### Given data

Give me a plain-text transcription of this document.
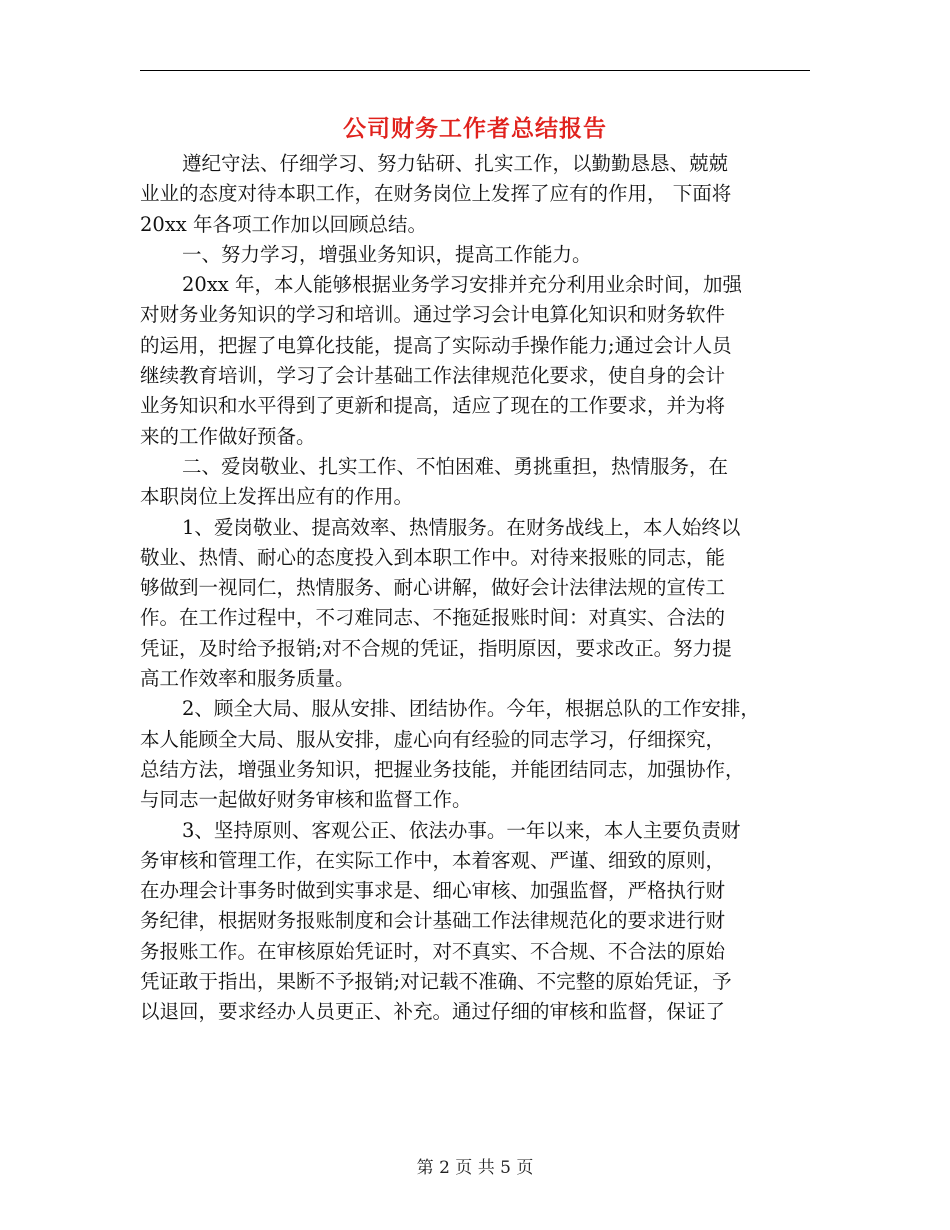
公司财务工作者总结报告
遵纪守法、仔细学习、努力钻研、扎实工作，以勤勤恳恳、兢兢
业业的态度对待本职工作，在财务岗位上发挥了应有的作用， 下面将
20xx 年各项工作加以回顾总结。
一、努力学习，增强业务知识，提高工作能力。
20xx 年，本人能够根据业务学习安排并充分利用业余时间，加强
对财务业务知识的学习和培训。通过学习会计电算化知识和财务软件
的运用，把握了电算化技能，提高了实际动手操作能力;通过会计人员
继续教育培训，学习了会计基础工作法律规范化要求，使自身的会计
业务知识和水平得到了更新和提高，适应了现在的工作要求，并为将
来的工作做好预备。
二、爱岗敬业、扎实工作、不怕困难、勇挑重担，热情服务，在
本职岗位上发挥出应有的作用。
1、爱岗敬业、提高效率、热情服务。在财务战线上，本人始终以
敬业、热情、耐心的态度投入到本职工作中。对待来报账的同志，能
够做到一视同仁，热情服务、耐心讲解，做好会计法律法规的宣传工
作。在工作过程中，不刁难同志、不拖延报账时间：对真实、合法的
凭证，及时给予报销;对不合规的凭证，指明原因，要求改正。努力提
高工作效率和服务质量。
2、顾全大局、服从安排、团结协作。今年，根据总队的工作安排，
本人能顾全大局、服从安排，虚心向有经验的同志学习，仔细探究，
总结方法，增强业务知识，把握业务技能，并能团结同志，加强协作，
与同志一起做好财务审核和监督工作。
3、坚持原则、客观公正、依法办事。一年以来，本人主要负责财
务审核和管理工作，在实际工作中，本着客观、严谨、细致的原则，
在办理会计事务时做到实事求是、细心审核、加强监督，严格执行财
务纪律，根据财务报账制度和会计基础工作法律规范化的要求进行财
务报账工作。在审核原始凭证时，对不真实、不合规、不合法的原始
凭证敢于指出，果断不予报销;对记载不准确、不完整的原始凭证，予
以退回，要求经办人员更正、补充。通过仔细的审核和监督，保证了
第 2 页 共 5 页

######

**Given problem**
Transcribe every record above exactly as written, leaving out any pictures.

**Completed exercise**
Give me a plain-text transcription of this document.
公司财务工作者总结报告
遵纪守法、仔细学习、努力钻研、扎实工作，以勤勤恳恳、兢兢
业业的态度对待本职工作，在财务岗位上发挥了应有的作用， 下面将
20xx 年各项工作加以回顾总结。
一、努力学习，增强业务知识，提高工作能力。
20xx 年，本人能够根据业务学习安排并充分利用业余时间，加强
对财务业务知识的学习和培训。通过学习会计电算化知识和财务软件
的运用，把握了电算化技能，提高了实际动手操作能力;通过会计人员
继续教育培训，学习了会计基础工作法律规范化要求，使自身的会计
业务知识和水平得到了更新和提高，适应了现在的工作要求，并为将
来的工作做好预备。
二、爱岗敬业、扎实工作、不怕困难、勇挑重担，热情服务，在
本职岗位上发挥出应有的作用。
1、爱岗敬业、提高效率、热情服务。在财务战线上，本人始终以
敬业、热情、耐心的态度投入到本职工作中。对待来报账的同志，能
够做到一视同仁，热情服务、耐心讲解，做好会计法律法规的宣传工
作。在工作过程中，不刁难同志、不拖延报账时间：对真实、合法的
凭证，及时给予报销;对不合规的凭证，指明原因，要求改正。努力提
高工作效率和服务质量。
2、顾全大局、服从安排、团结协作。今年，根据总队的工作安排，
本人能顾全大局、服从安排，虚心向有经验的同志学习，仔细探究，
总结方法，增强业务知识，把握业务技能，并能团结同志，加强协作，
与同志一起做好财务审核和监督工作。
3、坚持原则、客观公正、依法办事。一年以来，本人主要负责财
务审核和管理工作，在实际工作中，本着客观、严谨、细致的原则，
在办理会计事务时做到实事求是、细心审核、加强监督，严格执行财
务纪律，根据财务报账制度和会计基础工作法律规范化的要求进行财
务报账工作。在审核原始凭证时，对不真实、不合规、不合法的原始
凭证敢于指出，果断不予报销;对记载不准确、不完整的原始凭证，予
以退回，要求经办人员更正、补充。通过仔细的审核和监督，保证了
第 2 页 共 5 页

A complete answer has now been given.